▶ [EXERCISE INSTRUCTIONS] Look through the data below and return each line where "detached" appears.

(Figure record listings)
....
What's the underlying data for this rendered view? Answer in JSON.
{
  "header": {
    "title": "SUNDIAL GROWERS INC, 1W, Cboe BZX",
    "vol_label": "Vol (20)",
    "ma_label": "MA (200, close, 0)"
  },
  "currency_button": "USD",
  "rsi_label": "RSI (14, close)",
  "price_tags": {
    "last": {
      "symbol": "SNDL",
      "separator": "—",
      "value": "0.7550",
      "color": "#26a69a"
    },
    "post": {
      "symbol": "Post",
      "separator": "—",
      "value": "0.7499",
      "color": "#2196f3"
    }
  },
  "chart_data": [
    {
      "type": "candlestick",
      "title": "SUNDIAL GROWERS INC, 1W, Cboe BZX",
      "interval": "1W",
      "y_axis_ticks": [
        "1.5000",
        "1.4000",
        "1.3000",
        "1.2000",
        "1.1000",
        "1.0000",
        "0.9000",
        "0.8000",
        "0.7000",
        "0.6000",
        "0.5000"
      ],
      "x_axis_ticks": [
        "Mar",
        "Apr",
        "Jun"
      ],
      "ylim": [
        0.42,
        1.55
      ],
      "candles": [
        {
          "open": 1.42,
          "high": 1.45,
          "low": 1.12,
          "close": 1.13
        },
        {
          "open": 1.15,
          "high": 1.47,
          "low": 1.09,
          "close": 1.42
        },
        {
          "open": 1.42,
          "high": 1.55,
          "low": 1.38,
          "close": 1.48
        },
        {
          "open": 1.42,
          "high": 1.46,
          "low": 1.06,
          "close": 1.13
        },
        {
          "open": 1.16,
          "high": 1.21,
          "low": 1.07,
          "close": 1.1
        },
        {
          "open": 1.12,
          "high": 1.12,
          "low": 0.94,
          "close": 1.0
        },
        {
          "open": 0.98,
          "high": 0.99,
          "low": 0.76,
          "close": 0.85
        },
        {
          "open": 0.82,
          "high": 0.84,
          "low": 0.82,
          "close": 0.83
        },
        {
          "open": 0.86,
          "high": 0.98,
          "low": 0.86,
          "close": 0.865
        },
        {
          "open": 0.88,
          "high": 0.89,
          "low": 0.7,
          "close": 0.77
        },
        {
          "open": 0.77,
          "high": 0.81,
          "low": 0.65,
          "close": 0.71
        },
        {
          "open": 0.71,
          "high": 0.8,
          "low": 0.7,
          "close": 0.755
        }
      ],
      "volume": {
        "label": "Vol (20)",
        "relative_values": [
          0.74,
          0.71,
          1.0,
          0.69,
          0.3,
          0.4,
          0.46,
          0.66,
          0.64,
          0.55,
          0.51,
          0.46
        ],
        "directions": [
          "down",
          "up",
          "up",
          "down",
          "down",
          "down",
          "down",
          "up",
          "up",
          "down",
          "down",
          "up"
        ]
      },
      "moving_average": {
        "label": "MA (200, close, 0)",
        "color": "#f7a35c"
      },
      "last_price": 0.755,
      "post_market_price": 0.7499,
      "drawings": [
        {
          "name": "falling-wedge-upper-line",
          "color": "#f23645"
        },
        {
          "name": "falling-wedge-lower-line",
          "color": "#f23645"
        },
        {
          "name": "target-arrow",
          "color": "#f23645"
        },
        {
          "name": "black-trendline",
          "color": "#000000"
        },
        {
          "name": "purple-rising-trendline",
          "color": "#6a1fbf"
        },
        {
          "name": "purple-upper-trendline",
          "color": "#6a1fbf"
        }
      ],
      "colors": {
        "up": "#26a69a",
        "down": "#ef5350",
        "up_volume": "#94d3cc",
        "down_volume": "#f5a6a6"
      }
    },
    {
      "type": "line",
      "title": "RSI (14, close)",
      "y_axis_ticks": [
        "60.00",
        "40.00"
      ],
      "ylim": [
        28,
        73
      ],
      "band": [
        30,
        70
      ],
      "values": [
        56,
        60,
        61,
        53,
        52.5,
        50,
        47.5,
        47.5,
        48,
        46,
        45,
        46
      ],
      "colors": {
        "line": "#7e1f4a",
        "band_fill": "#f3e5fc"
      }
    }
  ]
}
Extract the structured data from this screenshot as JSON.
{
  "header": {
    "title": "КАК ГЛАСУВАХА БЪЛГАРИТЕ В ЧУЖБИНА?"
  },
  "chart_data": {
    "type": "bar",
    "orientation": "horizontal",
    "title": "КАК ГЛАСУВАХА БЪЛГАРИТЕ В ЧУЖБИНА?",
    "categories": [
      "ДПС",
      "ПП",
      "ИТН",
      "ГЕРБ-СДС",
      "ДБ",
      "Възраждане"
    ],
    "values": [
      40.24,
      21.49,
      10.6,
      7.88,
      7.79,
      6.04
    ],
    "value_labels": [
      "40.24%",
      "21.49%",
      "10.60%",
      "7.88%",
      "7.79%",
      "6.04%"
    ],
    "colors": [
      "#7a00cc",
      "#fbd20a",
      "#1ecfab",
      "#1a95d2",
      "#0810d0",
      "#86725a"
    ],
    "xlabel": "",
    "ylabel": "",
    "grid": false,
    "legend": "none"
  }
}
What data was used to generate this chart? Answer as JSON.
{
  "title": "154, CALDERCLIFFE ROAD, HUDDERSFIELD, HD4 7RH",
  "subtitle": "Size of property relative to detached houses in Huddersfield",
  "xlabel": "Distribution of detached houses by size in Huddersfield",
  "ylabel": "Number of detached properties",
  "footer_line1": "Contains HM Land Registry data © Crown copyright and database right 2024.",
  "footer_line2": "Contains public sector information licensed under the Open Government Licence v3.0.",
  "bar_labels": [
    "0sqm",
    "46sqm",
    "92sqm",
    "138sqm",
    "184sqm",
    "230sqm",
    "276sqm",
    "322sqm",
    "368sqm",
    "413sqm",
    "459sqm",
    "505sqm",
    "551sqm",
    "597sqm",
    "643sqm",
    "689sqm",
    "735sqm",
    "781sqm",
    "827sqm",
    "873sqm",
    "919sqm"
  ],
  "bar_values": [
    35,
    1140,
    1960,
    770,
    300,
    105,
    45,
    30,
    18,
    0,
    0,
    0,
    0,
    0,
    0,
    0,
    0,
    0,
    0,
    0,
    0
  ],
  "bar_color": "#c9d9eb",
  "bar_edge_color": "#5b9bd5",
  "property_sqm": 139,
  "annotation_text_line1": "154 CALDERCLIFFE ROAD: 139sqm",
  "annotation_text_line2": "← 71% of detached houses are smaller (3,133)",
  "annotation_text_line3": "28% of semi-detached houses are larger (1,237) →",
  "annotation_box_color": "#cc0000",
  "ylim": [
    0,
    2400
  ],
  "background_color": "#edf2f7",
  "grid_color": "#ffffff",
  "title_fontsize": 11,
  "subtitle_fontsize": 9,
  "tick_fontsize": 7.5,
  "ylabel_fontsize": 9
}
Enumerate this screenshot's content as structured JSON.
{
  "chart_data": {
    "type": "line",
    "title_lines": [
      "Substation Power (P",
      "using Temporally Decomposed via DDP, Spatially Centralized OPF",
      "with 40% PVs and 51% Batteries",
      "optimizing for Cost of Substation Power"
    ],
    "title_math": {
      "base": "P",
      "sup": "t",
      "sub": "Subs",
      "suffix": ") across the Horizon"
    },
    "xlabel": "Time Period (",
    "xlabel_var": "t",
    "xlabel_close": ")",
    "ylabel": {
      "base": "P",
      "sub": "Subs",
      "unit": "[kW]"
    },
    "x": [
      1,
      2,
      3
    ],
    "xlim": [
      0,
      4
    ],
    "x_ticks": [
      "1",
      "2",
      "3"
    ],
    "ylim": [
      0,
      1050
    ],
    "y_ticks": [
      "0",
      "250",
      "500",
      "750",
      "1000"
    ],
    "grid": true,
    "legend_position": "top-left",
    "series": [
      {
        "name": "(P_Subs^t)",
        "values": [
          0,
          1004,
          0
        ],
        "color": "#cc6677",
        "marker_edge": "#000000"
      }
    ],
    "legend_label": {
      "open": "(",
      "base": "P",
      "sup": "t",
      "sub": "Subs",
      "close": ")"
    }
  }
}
....
▶ [THE RESPONSE]
  "subtitle": "Size of property relative to detached houses in Huddersfield",
  "xlabel": "Distribution of detached houses by size in Huddersfield",
  "ylabel": "Number of detached properties",
  "annotation_text_line2": "← 71% of detached houses are smaller (3,133)",
  "annotation_text_line3": "28% of semi-detached houses are larger (1,237) →",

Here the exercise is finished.